Your instructions >>
From the line containing "Give me the JSON representation of this screenshot's text" down to the last line of the records below, copy every line exactly. Leave out everything before it.

--- START OF Record excerpts ---

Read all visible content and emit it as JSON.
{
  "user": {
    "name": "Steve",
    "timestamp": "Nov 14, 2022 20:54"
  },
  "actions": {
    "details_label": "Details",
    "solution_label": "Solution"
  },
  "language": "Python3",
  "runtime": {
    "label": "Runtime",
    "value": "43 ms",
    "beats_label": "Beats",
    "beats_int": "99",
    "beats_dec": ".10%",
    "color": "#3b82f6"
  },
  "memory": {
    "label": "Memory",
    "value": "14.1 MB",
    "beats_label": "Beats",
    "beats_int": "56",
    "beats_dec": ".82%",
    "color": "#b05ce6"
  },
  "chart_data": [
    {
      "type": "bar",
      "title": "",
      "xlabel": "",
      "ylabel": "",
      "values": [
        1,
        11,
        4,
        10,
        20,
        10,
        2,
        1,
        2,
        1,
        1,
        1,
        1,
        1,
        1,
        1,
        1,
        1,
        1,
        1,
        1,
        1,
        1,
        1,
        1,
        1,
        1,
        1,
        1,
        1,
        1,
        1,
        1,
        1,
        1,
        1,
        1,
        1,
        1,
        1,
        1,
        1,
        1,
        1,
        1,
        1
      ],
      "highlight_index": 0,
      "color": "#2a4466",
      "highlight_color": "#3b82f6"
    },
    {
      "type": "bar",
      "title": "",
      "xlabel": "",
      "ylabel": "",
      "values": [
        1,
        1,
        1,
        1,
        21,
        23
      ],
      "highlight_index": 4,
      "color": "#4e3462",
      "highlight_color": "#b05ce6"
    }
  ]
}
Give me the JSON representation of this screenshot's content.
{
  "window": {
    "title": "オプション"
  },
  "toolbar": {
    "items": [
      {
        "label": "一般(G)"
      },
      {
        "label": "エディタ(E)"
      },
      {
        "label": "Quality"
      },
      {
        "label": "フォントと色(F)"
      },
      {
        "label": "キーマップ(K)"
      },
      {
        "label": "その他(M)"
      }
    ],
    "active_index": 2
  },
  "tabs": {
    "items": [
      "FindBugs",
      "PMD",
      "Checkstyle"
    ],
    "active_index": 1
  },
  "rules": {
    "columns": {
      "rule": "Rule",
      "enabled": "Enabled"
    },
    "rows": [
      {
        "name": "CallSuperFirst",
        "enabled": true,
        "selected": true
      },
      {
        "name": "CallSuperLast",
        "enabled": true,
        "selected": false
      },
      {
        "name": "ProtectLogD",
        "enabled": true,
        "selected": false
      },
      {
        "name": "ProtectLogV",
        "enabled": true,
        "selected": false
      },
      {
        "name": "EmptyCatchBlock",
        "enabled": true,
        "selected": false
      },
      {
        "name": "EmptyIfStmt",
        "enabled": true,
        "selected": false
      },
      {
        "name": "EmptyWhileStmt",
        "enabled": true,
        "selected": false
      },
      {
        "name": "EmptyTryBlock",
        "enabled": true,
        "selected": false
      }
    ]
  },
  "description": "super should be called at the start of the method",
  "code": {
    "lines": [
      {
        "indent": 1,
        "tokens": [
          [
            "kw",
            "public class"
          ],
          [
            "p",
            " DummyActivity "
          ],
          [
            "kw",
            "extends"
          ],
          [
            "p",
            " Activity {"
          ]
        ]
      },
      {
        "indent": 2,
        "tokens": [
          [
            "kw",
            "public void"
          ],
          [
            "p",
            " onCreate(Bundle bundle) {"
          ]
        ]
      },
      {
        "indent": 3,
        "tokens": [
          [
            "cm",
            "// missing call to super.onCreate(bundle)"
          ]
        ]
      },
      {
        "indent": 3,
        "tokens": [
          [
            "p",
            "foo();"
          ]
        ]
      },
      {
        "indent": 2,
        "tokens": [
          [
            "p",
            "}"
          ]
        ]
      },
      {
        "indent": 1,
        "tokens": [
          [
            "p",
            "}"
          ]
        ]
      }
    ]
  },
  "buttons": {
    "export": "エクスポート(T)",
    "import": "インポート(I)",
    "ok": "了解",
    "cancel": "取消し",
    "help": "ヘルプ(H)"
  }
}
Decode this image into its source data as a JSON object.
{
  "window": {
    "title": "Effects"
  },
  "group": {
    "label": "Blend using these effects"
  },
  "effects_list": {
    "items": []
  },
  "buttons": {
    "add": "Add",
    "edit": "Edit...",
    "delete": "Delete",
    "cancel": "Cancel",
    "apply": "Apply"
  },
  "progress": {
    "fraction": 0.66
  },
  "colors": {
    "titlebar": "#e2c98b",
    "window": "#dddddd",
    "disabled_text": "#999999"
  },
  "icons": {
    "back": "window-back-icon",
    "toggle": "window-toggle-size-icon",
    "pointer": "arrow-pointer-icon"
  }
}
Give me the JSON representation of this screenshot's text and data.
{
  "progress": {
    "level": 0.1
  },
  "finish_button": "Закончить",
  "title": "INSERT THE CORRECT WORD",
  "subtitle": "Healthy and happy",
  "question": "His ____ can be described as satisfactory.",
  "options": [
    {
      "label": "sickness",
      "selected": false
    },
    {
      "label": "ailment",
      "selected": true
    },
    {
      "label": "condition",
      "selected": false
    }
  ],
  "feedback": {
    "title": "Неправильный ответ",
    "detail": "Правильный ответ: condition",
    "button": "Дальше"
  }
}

--- END OF Record excerpts ---

Solution below >>
Give me the JSON representation of this screenshot's text and data.
{
  "progress": {
    "level": 0.1
  },
  "finish_button": "Закончить",
  "title": "INSERT THE CORRECT WORD",
  "subtitle": "Healthy and happy",
  "question": "His ____ can be described as satisfactory.",
  "options": [
    {
      "label": "sickness",
      "selected": false
    },
    {
      "label": "ailment",
      "selected": true
    },
    {
      "label": "condition",
      "selected": false
    }
  ],
  "feedback": {
    "title": "Неправильный ответ",
    "detail": "Правильный ответ: condition",
    "button": "Дальше"
  }
}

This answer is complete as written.